### INSTRUCTIONS TO FOLLOW
Return every record below exactly as written, omitting any pictures.

Saved entries
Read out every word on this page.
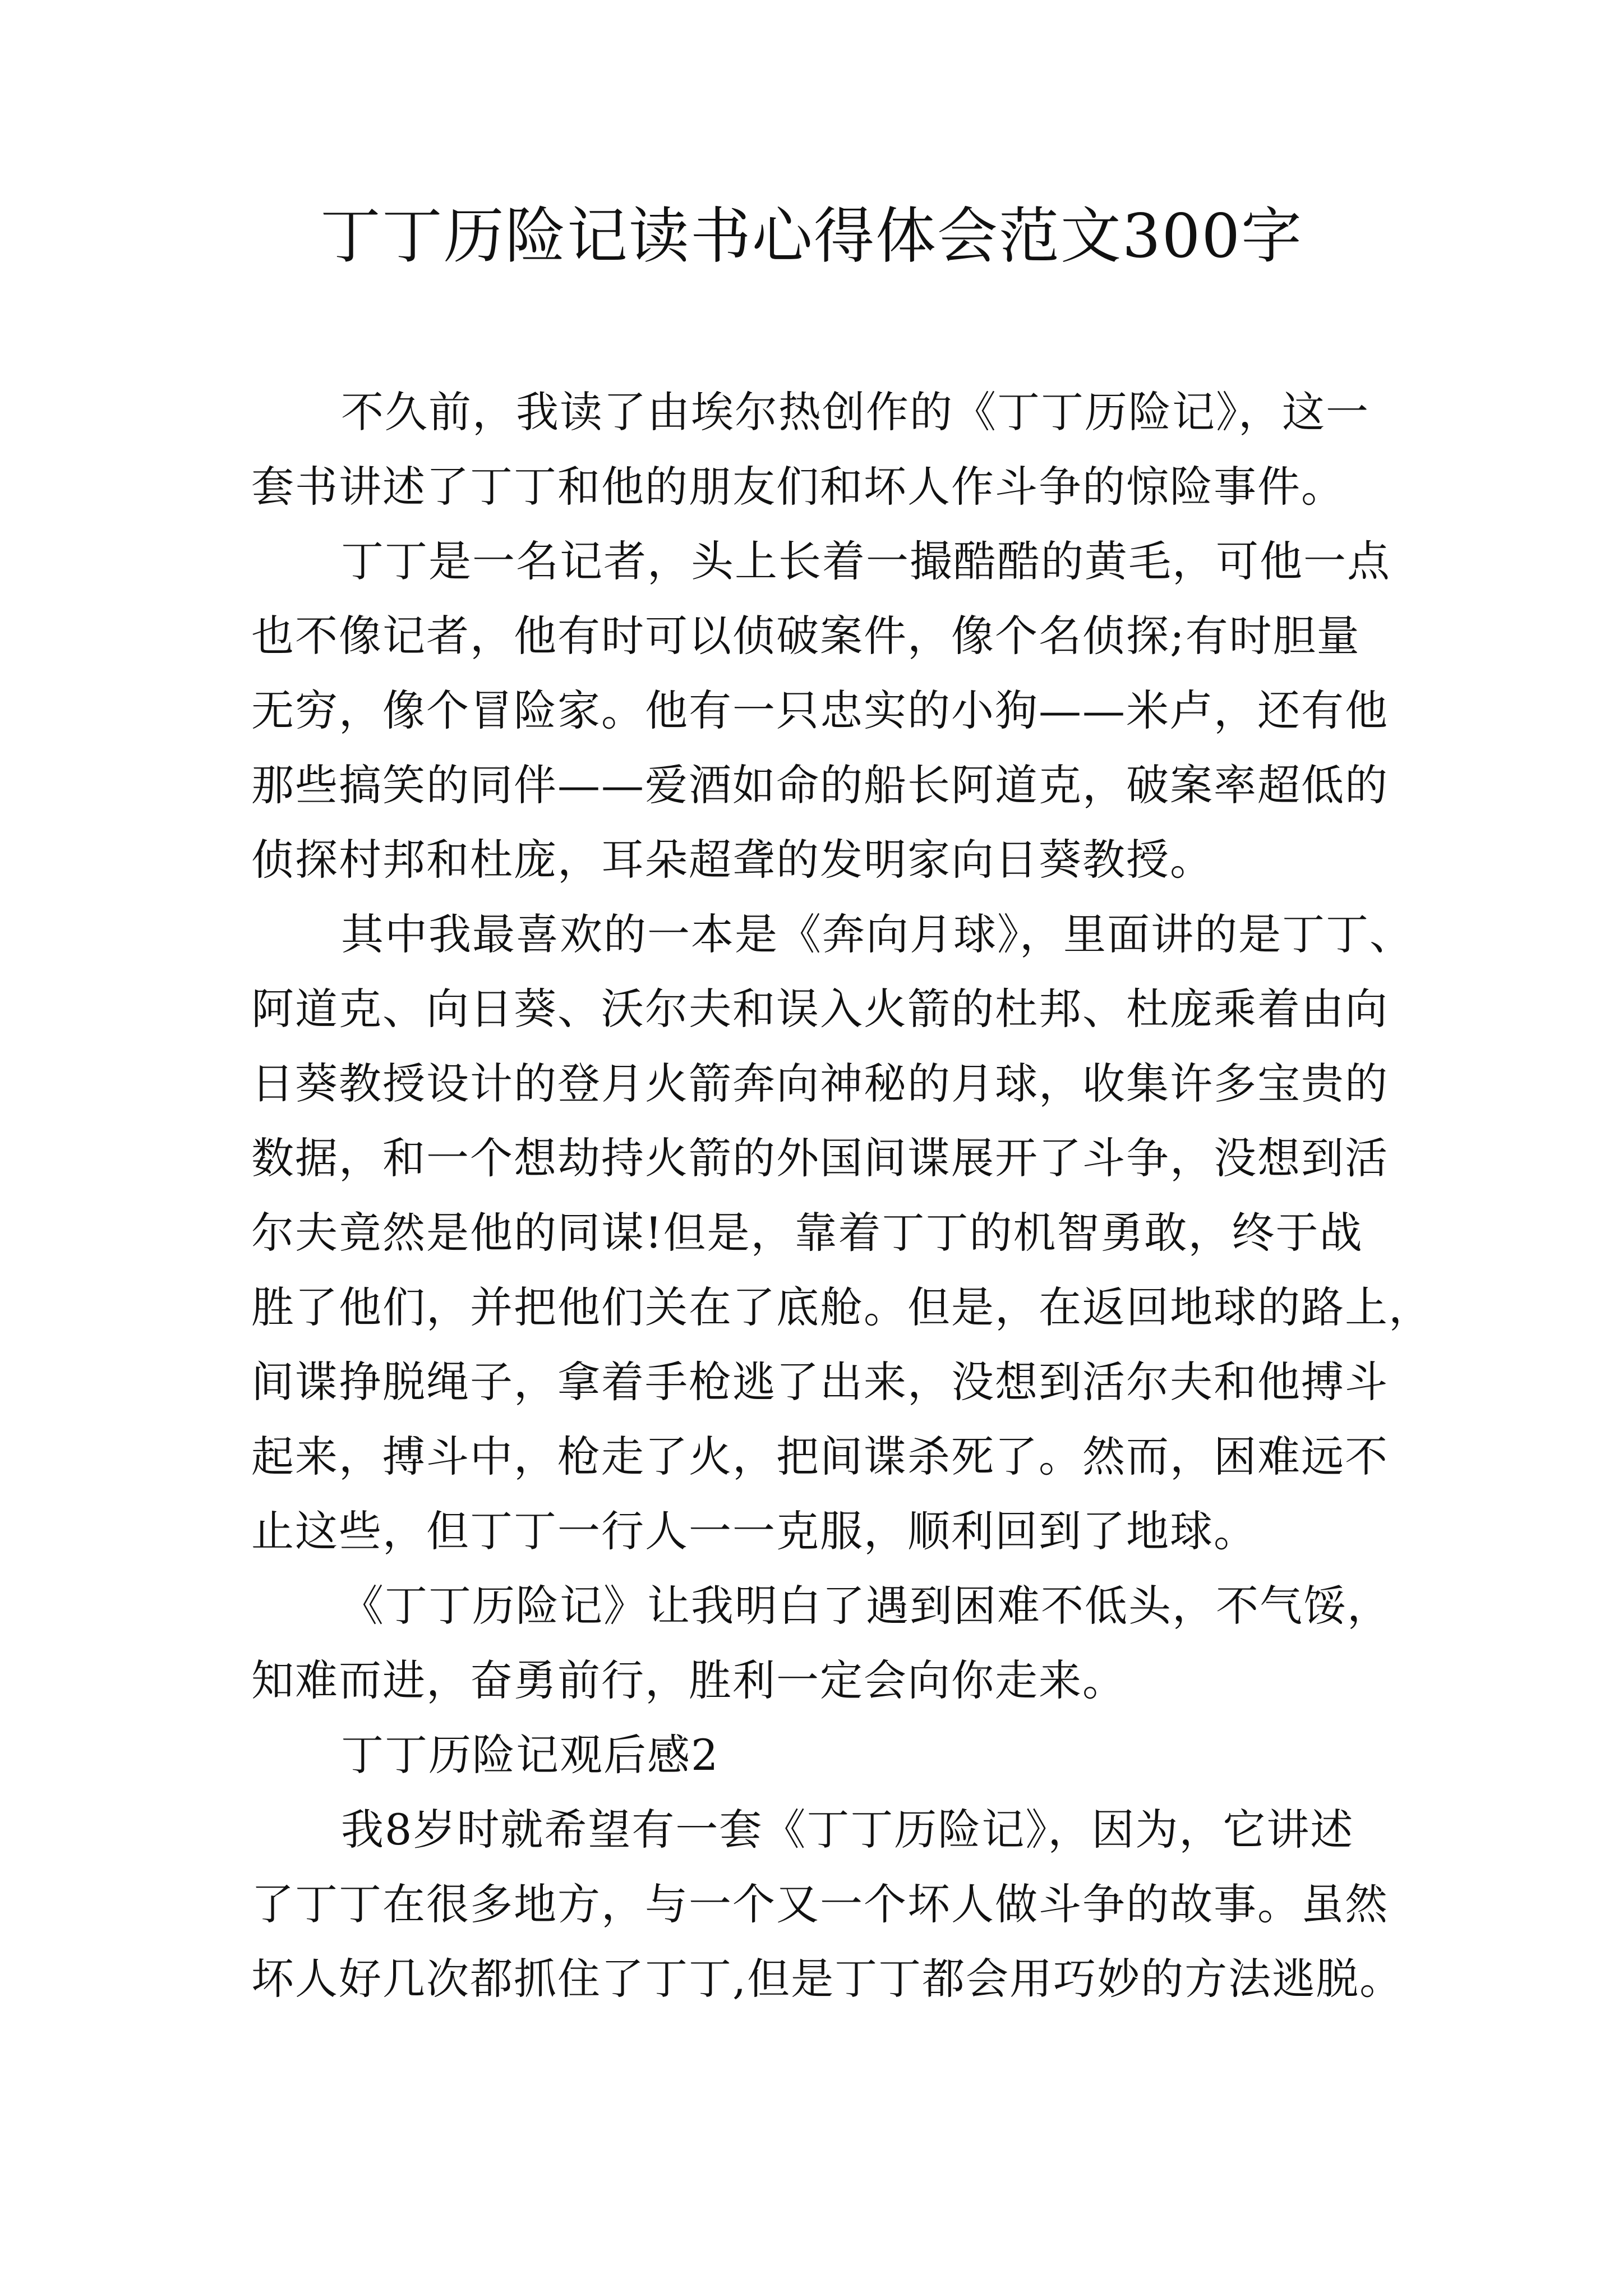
丁丁历险记读书心得体会范文300字
不久前，我读了由埃尔热创作的《丁丁历险记》，这一
套书讲述了丁丁和他的朋友们和坏人作斗争的惊险事件。
丁丁是一名记者，头上长着一撮酷酷的黄毛，可他一点
也不像记者，他有时可以侦破案件，像个名侦探;有时胆量
无穷，像个冒险家。他有一只忠实的小狗——米卢，还有他
那些搞笑的同伴——爱酒如命的船长阿道克，破案率超低的
侦探村邦和杜庞，耳朵超聋的发明家向日葵教授。
其中我最喜欢的一本是《奔向月球》，里面讲的是丁丁、
阿道克、向日葵、沃尔夫和误入火箭的杜邦、杜庞乘着由向
日葵教授设计的登月火箭奔向神秘的月球，收集许多宝贵的
数据，和一个想劫持火箭的外国间谍展开了斗争，没想到活
尔夫竟然是他的同谋!但是，靠着丁丁的机智勇敢，终于战
胜了他们，并把他们关在了底舱。但是，在返回地球的路上，
间谍挣脱绳子，拿着手枪逃了出来，没想到活尔夫和他搏斗
起来，搏斗中，枪走了火，把间谍杀死了。然而，困难远不
止这些，但丁丁一行人一一克服，顺利回到了地球。
《丁丁历险记》让我明白了遇到困难不低头，不气馁，
知难而进，奋勇前行，胜利一定会向你走来。
丁丁历险记观后感2
我8岁时就希望有一套《丁丁历险记》，因为，它讲述
了丁丁在很多地方，与一个又一个坏人做斗争的故事。虽然
坏人好几次都抓住了丁丁,但是丁丁都会用巧妙的方法逃脱。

### COMPLETE RESPONSE
Read out every word on this page.
丁丁历险记读书心得体会范文300字
不久前，我读了由埃尔热创作的《丁丁历险记》，这一
套书讲述了丁丁和他的朋友们和坏人作斗争的惊险事件。
丁丁是一名记者，头上长着一撮酷酷的黄毛，可他一点
也不像记者，他有时可以侦破案件，像个名侦探;有时胆量
无穷，像个冒险家。他有一只忠实的小狗——米卢，还有他
那些搞笑的同伴——爱酒如命的船长阿道克，破案率超低的
侦探村邦和杜庞，耳朵超聋的发明家向日葵教授。
其中我最喜欢的一本是《奔向月球》，里面讲的是丁丁、
阿道克、向日葵、沃尔夫和误入火箭的杜邦、杜庞乘着由向
日葵教授设计的登月火箭奔向神秘的月球，收集许多宝贵的
数据，和一个想劫持火箭的外国间谍展开了斗争，没想到活
尔夫竟然是他的同谋!但是，靠着丁丁的机智勇敢，终于战
胜了他们，并把他们关在了底舱。但是，在返回地球的路上，
间谍挣脱绳子，拿着手枪逃了出来，没想到活尔夫和他搏斗
起来，搏斗中，枪走了火，把间谍杀死了。然而，困难远不
止这些，但丁丁一行人一一克服，顺利回到了地球。
《丁丁历险记》让我明白了遇到困难不低头，不气馁，
知难而进，奋勇前行，胜利一定会向你走来。
丁丁历险记观后感2
我8岁时就希望有一套《丁丁历险记》，因为，它讲述
了丁丁在很多地方，与一个又一个坏人做斗争的故事。虽然
坏人好几次都抓住了丁丁,但是丁丁都会用巧妙的方法逃脱。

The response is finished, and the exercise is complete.